» **DIRECTIVE**
Give the number of lines in this listing that contain the word "tiden", and nothing else.

» **RECORDS PROVIDED**
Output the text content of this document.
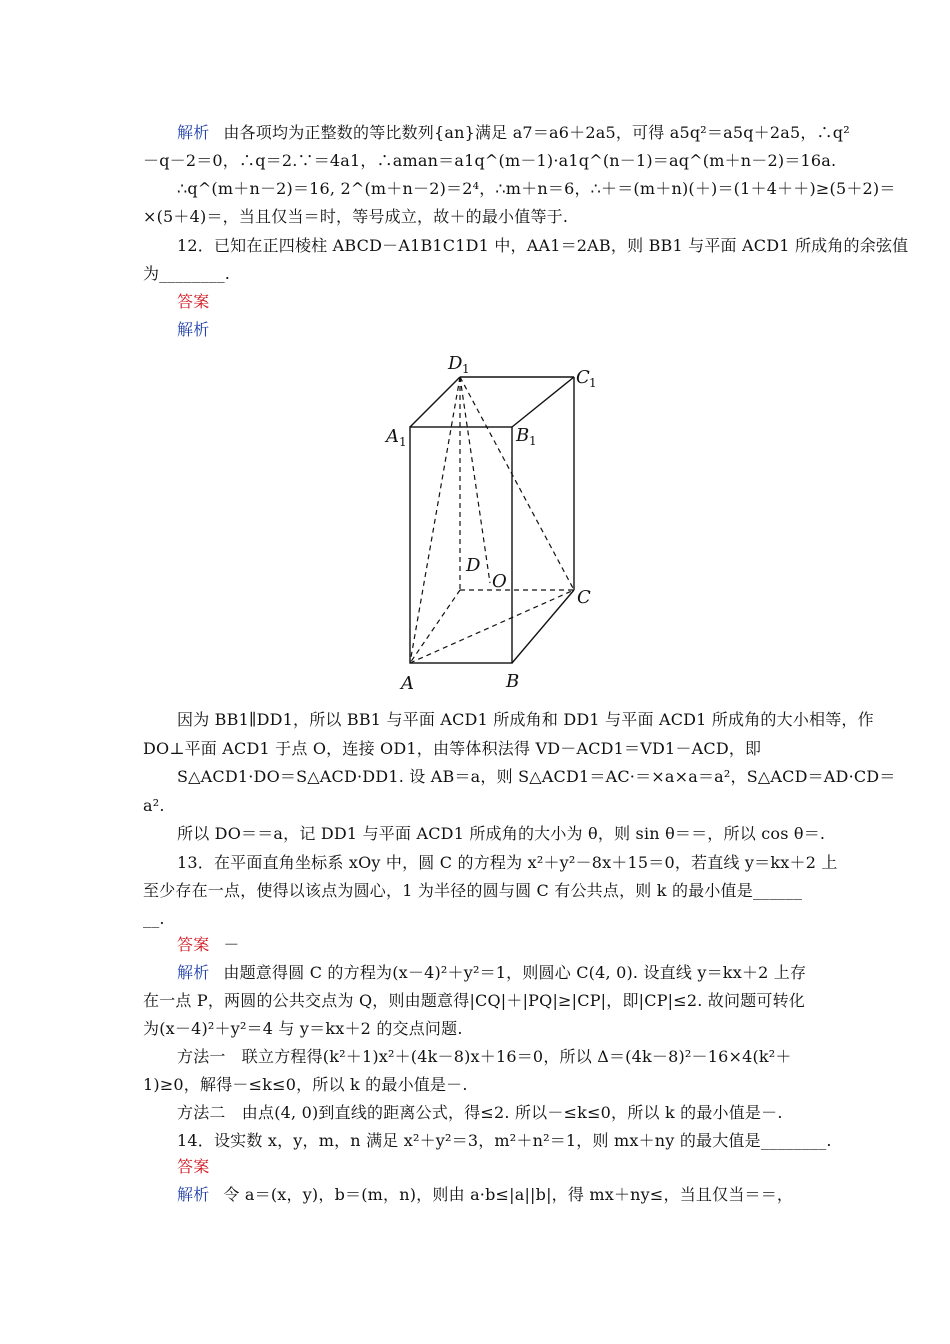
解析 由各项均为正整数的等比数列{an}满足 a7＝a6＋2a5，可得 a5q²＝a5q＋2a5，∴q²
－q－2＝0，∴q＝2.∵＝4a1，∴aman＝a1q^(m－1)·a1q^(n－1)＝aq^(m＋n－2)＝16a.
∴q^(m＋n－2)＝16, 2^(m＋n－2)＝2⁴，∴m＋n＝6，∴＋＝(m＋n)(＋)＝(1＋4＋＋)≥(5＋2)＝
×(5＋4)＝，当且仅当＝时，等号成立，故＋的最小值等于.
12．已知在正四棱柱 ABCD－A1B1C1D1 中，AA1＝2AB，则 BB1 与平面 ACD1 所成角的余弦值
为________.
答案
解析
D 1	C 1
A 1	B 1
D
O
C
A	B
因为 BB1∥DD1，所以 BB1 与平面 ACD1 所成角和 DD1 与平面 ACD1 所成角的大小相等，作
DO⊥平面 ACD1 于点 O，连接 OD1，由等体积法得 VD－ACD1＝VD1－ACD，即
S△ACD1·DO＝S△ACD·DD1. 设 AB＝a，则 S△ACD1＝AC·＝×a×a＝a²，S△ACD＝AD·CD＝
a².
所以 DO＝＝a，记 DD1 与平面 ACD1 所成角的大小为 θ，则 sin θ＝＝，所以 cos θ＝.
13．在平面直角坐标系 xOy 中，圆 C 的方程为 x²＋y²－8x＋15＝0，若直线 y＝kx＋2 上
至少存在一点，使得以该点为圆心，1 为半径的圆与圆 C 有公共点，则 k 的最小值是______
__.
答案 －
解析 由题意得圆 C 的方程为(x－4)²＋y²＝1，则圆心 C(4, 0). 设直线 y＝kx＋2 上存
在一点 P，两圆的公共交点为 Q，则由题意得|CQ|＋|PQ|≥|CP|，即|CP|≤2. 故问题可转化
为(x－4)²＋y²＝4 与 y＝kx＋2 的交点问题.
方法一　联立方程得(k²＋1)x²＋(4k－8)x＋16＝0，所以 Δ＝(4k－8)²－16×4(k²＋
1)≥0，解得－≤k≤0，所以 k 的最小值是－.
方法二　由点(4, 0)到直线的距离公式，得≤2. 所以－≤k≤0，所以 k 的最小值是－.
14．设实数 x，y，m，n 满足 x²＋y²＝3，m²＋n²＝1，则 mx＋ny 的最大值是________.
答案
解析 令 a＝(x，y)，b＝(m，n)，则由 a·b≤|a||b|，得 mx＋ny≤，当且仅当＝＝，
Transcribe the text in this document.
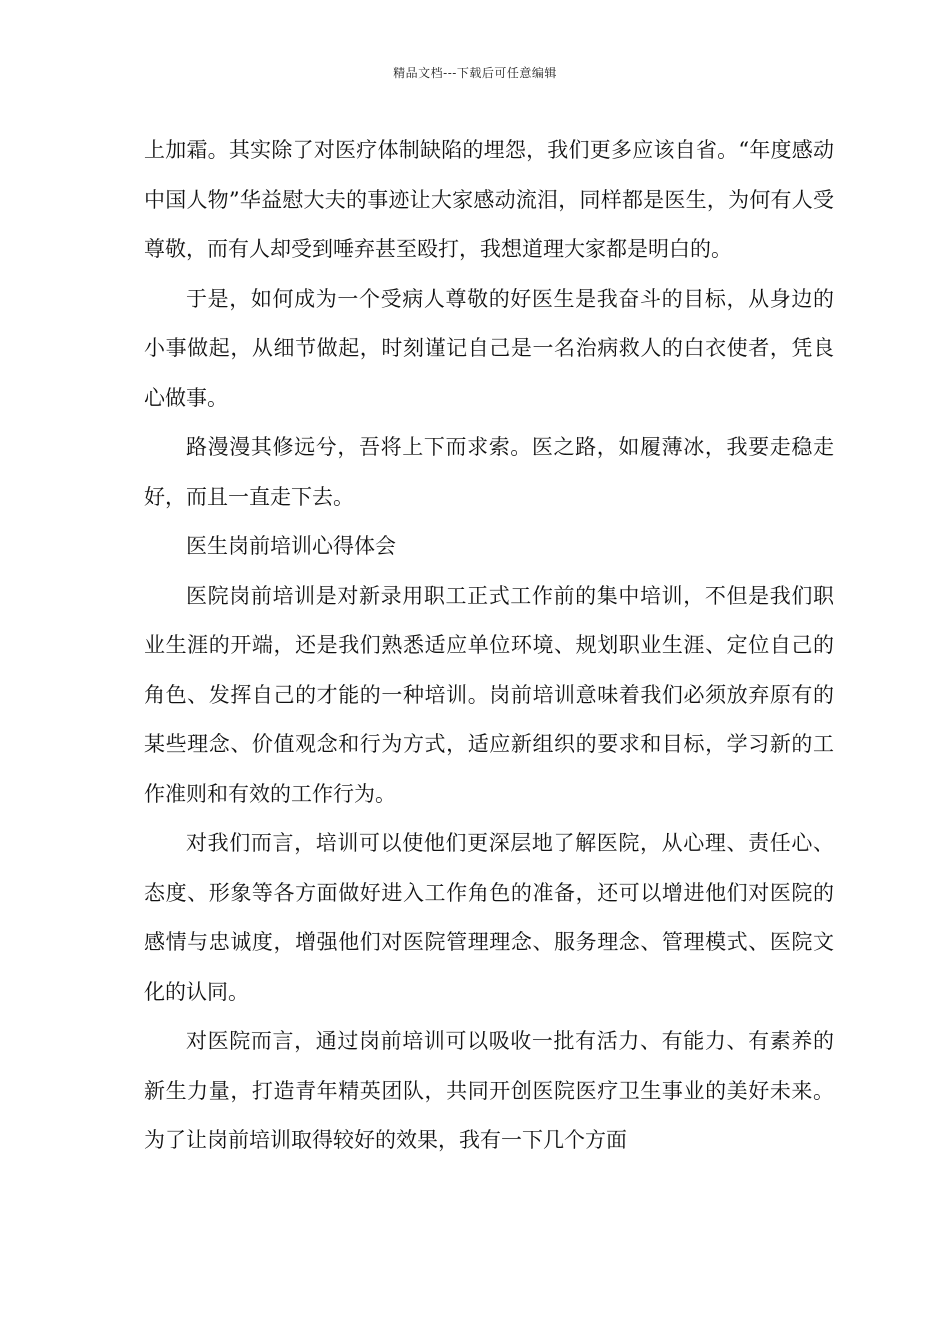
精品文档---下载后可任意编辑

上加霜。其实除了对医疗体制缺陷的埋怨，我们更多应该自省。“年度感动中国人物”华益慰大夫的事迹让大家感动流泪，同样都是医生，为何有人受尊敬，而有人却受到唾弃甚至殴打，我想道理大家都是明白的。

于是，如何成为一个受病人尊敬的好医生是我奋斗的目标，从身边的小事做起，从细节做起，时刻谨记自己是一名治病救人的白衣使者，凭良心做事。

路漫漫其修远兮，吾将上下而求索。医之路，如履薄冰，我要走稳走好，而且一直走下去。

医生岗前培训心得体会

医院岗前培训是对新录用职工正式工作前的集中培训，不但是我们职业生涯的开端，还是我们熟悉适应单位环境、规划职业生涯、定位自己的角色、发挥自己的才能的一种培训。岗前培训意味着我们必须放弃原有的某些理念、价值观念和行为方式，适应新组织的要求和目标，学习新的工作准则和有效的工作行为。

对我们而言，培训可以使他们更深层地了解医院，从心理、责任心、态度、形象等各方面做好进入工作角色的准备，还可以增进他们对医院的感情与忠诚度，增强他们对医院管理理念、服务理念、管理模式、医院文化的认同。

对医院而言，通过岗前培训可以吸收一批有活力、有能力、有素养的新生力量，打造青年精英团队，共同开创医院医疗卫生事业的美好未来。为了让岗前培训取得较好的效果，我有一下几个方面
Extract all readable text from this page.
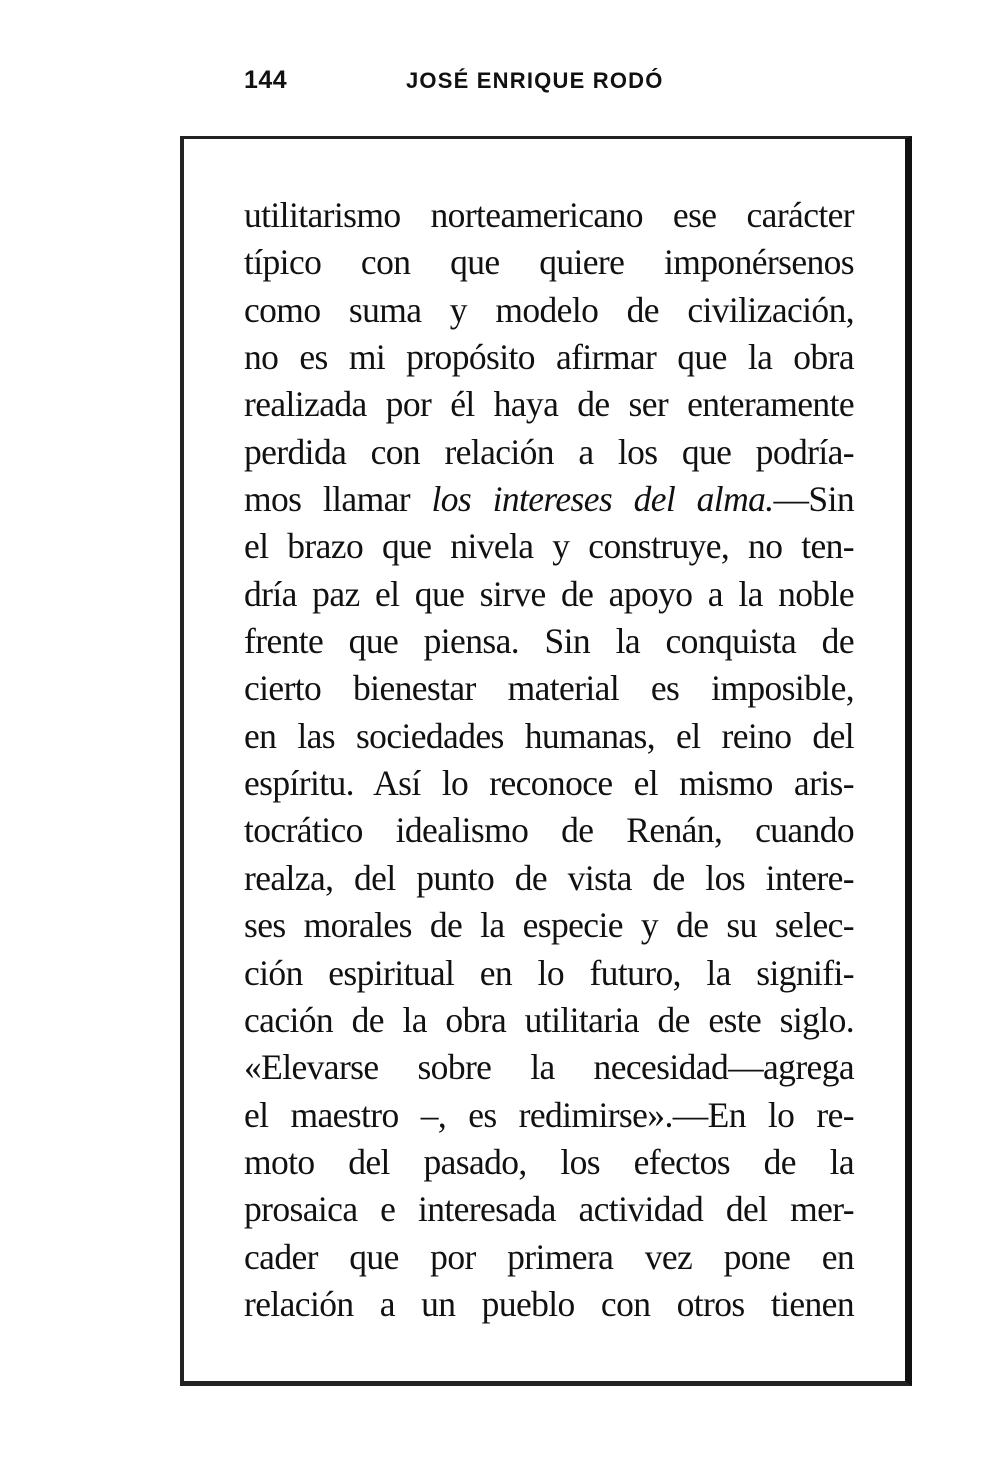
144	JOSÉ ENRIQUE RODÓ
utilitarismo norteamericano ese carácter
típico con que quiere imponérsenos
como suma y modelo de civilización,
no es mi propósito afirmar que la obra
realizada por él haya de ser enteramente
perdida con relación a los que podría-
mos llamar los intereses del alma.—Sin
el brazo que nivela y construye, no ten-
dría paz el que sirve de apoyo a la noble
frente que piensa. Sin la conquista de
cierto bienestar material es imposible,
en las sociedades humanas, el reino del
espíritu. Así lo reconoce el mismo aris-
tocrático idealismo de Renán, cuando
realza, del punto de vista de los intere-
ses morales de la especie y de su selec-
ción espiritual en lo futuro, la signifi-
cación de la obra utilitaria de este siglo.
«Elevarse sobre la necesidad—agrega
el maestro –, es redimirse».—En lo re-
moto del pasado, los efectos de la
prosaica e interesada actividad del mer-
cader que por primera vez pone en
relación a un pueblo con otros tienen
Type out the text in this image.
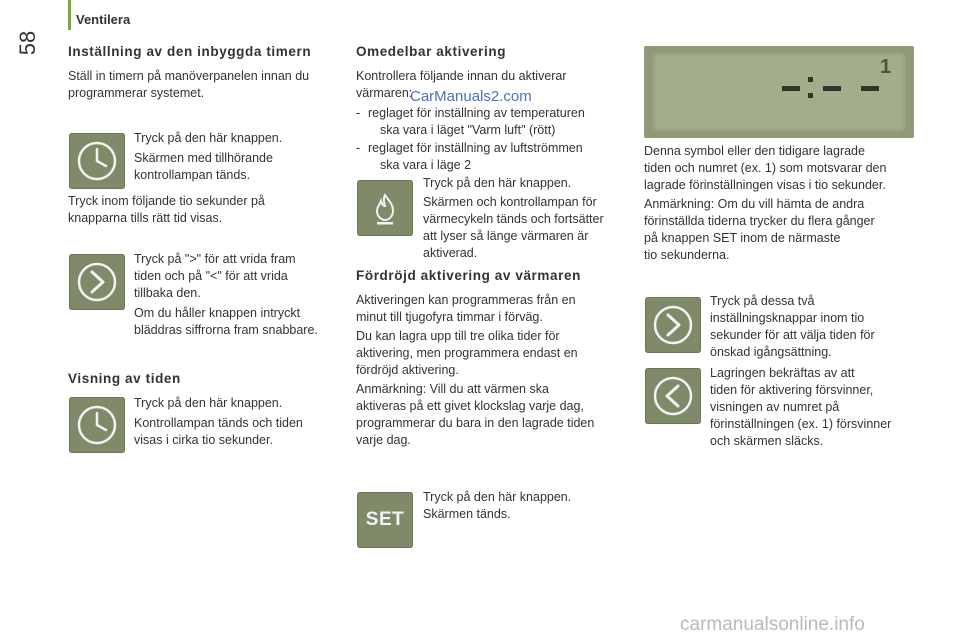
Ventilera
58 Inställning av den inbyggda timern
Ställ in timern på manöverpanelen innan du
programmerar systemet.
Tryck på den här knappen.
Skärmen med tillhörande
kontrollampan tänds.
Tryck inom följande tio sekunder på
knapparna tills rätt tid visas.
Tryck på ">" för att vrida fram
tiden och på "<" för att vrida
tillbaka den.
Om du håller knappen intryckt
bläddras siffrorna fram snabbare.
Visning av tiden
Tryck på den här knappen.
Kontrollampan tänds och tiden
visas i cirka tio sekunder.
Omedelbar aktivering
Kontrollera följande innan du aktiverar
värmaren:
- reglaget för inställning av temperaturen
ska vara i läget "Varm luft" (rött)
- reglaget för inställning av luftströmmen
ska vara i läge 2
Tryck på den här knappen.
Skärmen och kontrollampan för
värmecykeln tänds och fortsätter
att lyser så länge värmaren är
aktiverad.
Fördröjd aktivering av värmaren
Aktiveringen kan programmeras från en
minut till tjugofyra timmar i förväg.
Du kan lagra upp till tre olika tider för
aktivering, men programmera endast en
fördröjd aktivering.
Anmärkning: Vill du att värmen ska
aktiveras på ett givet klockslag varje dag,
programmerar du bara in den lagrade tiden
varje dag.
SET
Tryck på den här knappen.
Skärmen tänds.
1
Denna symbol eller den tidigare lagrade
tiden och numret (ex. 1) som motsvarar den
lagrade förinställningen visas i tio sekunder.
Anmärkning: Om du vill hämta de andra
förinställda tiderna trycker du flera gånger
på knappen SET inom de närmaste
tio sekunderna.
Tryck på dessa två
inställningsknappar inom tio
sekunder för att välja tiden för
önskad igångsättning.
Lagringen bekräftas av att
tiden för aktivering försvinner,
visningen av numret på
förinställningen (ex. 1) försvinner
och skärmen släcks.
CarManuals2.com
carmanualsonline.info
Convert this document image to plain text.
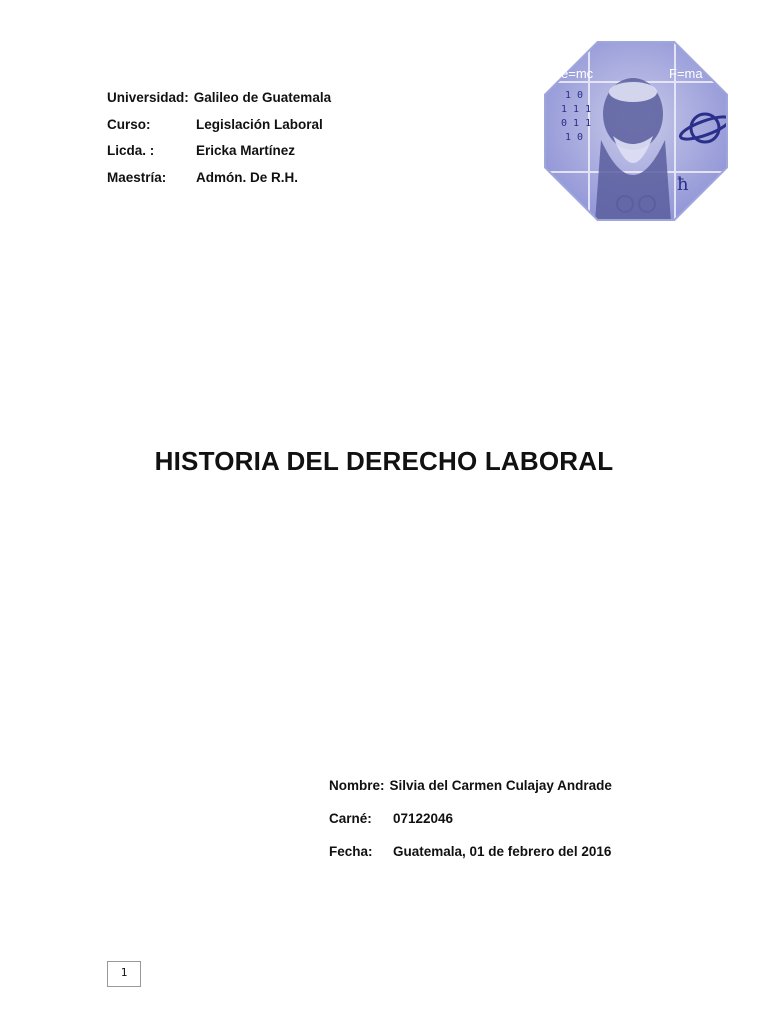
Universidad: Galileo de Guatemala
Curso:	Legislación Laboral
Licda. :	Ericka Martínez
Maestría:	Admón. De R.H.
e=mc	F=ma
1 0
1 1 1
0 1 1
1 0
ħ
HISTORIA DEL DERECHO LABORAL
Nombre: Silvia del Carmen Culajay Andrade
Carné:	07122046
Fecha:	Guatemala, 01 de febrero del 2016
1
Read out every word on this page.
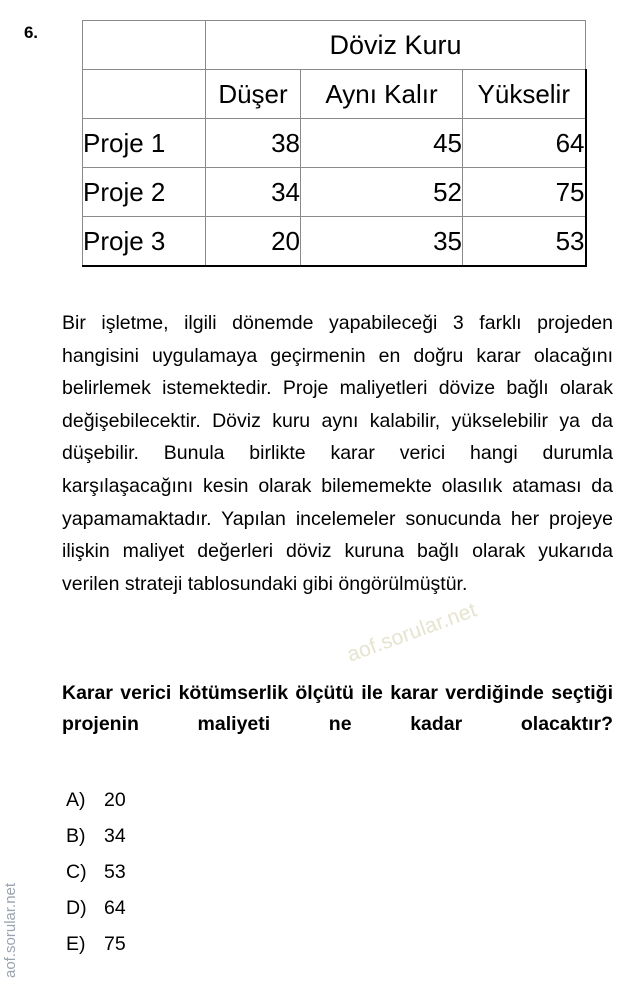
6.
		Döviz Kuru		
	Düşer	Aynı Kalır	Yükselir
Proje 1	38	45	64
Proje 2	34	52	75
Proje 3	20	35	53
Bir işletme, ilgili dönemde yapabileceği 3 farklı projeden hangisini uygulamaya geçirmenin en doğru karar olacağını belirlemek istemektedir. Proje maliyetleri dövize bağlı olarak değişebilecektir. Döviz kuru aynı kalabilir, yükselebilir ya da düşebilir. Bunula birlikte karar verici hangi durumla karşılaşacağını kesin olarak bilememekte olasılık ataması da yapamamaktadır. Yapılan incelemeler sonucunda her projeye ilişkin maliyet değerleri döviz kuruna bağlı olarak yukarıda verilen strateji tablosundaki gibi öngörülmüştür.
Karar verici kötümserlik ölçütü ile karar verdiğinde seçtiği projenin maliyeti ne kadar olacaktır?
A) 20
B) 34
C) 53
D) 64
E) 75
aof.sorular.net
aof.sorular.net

» **COMPLETED TASK**
7